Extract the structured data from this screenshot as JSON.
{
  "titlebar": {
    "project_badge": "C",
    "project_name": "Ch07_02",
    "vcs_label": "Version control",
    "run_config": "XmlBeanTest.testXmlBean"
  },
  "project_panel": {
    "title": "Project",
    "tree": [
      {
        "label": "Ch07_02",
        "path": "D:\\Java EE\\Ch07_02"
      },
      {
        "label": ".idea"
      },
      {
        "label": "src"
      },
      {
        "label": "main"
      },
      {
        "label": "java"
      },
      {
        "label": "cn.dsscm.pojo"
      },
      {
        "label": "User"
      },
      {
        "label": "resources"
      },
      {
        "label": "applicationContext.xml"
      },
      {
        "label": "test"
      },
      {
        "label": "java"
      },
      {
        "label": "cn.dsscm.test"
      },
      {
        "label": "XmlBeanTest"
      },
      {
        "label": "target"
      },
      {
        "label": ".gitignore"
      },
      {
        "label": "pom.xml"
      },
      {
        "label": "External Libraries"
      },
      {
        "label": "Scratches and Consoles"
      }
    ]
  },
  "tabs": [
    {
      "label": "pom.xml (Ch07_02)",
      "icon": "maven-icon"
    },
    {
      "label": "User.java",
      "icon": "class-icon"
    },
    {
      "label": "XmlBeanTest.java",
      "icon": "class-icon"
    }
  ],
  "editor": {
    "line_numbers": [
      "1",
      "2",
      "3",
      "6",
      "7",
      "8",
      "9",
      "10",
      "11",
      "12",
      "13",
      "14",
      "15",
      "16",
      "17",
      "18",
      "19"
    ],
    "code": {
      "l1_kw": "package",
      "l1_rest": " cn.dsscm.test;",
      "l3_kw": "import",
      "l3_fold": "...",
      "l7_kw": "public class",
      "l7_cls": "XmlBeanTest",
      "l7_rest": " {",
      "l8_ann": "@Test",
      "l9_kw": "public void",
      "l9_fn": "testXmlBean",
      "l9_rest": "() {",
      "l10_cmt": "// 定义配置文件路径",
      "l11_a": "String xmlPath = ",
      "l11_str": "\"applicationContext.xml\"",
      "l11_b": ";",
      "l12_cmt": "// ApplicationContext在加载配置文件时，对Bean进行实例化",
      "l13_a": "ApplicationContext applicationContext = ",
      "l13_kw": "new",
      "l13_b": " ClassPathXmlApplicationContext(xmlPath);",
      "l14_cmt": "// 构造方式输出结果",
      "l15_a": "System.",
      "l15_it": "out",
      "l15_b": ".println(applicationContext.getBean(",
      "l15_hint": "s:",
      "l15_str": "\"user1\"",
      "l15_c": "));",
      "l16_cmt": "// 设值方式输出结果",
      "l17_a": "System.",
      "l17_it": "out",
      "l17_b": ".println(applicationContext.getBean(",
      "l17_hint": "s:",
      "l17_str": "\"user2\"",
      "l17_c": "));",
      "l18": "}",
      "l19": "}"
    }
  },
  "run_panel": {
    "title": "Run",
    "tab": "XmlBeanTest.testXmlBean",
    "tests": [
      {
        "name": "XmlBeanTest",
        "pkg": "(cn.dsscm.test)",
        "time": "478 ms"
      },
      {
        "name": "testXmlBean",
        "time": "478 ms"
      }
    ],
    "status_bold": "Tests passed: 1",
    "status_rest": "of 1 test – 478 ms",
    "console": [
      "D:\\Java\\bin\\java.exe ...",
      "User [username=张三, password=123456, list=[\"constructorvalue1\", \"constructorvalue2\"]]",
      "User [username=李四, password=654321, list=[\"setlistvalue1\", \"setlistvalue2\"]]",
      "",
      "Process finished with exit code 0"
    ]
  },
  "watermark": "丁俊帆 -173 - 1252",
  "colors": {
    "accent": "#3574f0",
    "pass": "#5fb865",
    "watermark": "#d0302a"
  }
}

> **Exercise**:
Take each line containing the string "getBean" and copy it out.

> **Exercise answer**:
      "l15_b": ".println(applicationContext.getBean(",
      "l17_b": ".println(applicationContext.getBean(",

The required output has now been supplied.